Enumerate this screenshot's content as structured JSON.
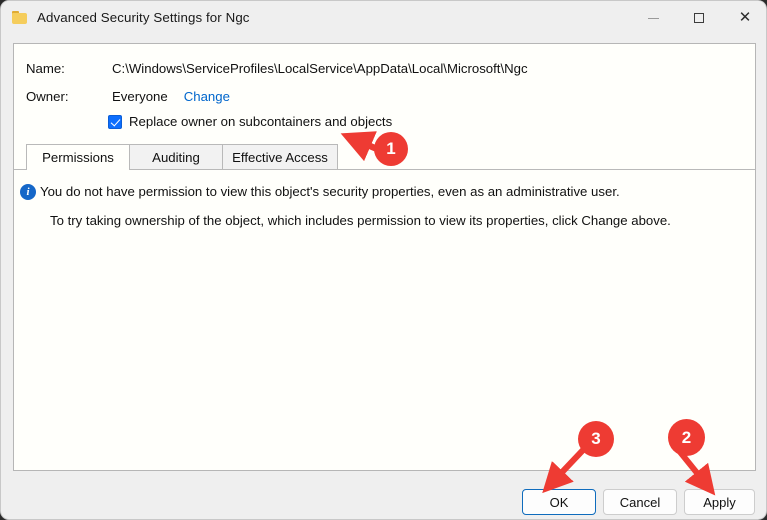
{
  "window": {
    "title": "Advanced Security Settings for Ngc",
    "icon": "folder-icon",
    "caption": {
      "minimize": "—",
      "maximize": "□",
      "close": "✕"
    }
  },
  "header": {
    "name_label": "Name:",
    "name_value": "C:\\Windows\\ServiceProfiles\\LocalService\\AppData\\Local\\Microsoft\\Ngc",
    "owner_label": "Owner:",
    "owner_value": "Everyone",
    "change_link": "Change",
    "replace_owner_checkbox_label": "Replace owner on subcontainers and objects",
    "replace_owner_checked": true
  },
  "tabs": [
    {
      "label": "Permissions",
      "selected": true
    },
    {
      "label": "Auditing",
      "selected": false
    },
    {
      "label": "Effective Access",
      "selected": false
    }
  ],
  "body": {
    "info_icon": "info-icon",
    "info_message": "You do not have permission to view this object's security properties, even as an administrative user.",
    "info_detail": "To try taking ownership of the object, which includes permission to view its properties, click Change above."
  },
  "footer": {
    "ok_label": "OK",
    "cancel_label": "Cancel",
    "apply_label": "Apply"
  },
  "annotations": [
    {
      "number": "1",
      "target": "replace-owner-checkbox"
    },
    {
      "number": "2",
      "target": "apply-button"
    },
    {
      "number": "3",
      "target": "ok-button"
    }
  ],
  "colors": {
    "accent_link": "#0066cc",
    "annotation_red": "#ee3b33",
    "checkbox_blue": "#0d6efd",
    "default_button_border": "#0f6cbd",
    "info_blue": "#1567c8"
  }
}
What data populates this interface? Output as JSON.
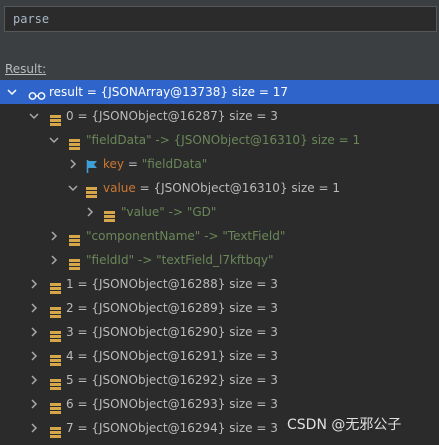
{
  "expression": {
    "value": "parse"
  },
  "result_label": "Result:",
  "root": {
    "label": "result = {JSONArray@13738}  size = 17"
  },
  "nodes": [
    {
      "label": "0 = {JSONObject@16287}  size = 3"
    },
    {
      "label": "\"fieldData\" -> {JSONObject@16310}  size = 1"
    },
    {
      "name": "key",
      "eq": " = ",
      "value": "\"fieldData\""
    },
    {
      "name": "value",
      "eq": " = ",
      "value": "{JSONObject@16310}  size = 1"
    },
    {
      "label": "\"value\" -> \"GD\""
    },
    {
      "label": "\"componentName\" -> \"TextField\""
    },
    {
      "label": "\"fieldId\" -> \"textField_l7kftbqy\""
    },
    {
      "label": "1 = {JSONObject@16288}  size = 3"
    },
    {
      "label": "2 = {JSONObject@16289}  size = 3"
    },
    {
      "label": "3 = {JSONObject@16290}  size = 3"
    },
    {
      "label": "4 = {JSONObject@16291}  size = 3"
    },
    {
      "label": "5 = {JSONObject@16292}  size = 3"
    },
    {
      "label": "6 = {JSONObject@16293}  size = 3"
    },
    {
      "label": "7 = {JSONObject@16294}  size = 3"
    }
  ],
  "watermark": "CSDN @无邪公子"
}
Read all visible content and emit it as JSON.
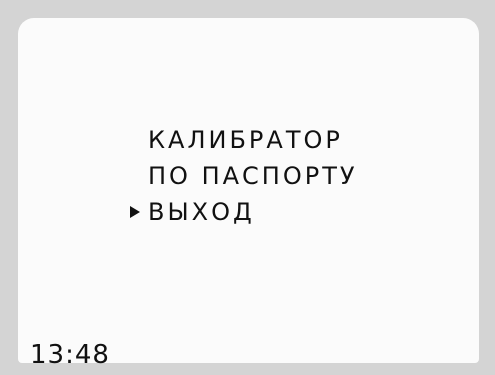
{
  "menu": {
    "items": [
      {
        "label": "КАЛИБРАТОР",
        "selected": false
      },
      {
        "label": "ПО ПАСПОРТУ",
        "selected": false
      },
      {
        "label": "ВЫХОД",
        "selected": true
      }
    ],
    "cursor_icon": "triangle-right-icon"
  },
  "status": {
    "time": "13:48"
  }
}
-----
:: Problem statement ::
Every record must be copied exactly, with the pictures left out.

:: Response to the exercise ::
Enumerate this screenshot's content as structured JSON.
{
  "window": {
    "title": "Advanced Security Settings for Ngc",
    "icon": "folder-icon",
    "caption": {
      "minimize": "—",
      "maximize": "□",
      "close": "✕"
    }
  },
  "header": {
    "name_label": "Name:",
    "name_value": "C:\\Windows\\ServiceProfiles\\LocalService\\AppData\\Local\\Microsoft\\Ngc",
    "owner_label": "Owner:",
    "owner_value": "Everyone",
    "change_link": "Change",
    "replace_owner_checkbox_label": "Replace owner on subcontainers and objects",
    "replace_owner_checked": true
  },
  "tabs": [
    {
      "label": "Permissions",
      "selected": true
    },
    {
      "label": "Auditing",
      "selected": false
    },
    {
      "label": "Effective Access",
      "selected": false
    }
  ],
  "body": {
    "info_icon": "info-icon",
    "info_message": "You do not have permission to view this object's security properties, even as an administrative user.",
    "info_detail": "To try taking ownership of the object, which includes permission to view its properties, click Change above."
  },
  "footer": {
    "ok_label": "OK",
    "cancel_label": "Cancel",
    "apply_label": "Apply"
  },
  "annotations": [
    {
      "number": "1",
      "target": "replace-owner-checkbox"
    },
    {
      "number": "2",
      "target": "apply-button"
    },
    {
      "number": "3",
      "target": "ok-button"
    }
  ],
  "colors": {
    "accent_link": "#0066cc",
    "annotation_red": "#ee3b33",
    "checkbox_blue": "#0d6efd",
    "default_button_border": "#0f6cbd",
    "info_blue": "#1567c8"
  }
}
What data populates this interface? Output as JSON.
{
  "expression": {
    "value": "parse"
  },
  "result_label": "Result:",
  "root": {
    "label": "result = {JSONArray@13738}  size = 17"
  },
  "nodes": [
    {
      "label": "0 = {JSONObject@16287}  size = 3"
    },
    {
      "label": "\"fieldData\" -> {JSONObject@16310}  size = 1"
    },
    {
      "name": "key",
      "eq": " = ",
      "value": "\"fieldData\""
    },
    {
      "name": "value",
      "eq": " = ",
      "value": "{JSONObject@16310}  size = 1"
    },
    {
      "label": "\"value\" -> \"GD\""
    },
    {
      "label": "\"componentName\" -> \"TextField\""
    },
    {
      "label": "\"fieldId\" -> \"textField_l7kftbqy\""
    },
    {
      "label": "1 = {JSONObject@16288}  size = 3"
    },
    {
      "label": "2 = {JSONObject@16289}  size = 3"
    },
    {
      "label": "3 = {JSONObject@16290}  size = 3"
    },
    {
      "label": "4 = {JSONObject@16291}  size = 3"
    },
    {
      "label": "5 = {JSONObject@16292}  size = 3"
    },
    {
      "label": "6 = {JSONObject@16293}  size = 3"
    },
    {
      "label": "7 = {JSONObject@16294}  size = 3"
    }
  ],
  "watermark": "CSDN @无邪公子"
}
Read all visible content and emit it as JSON.
{
  "menu": {
    "items": [
      {
        "label": "КАЛИБРАТОР",
        "selected": false
      },
      {
        "label": "ПО ПАСПОРТУ",
        "selected": false
      },
      {
        "label": "ВЫХОД",
        "selected": true
      }
    ],
    "cursor_icon": "triangle-right-icon"
  },
  "status": {
    "time": "13:48"
  }
}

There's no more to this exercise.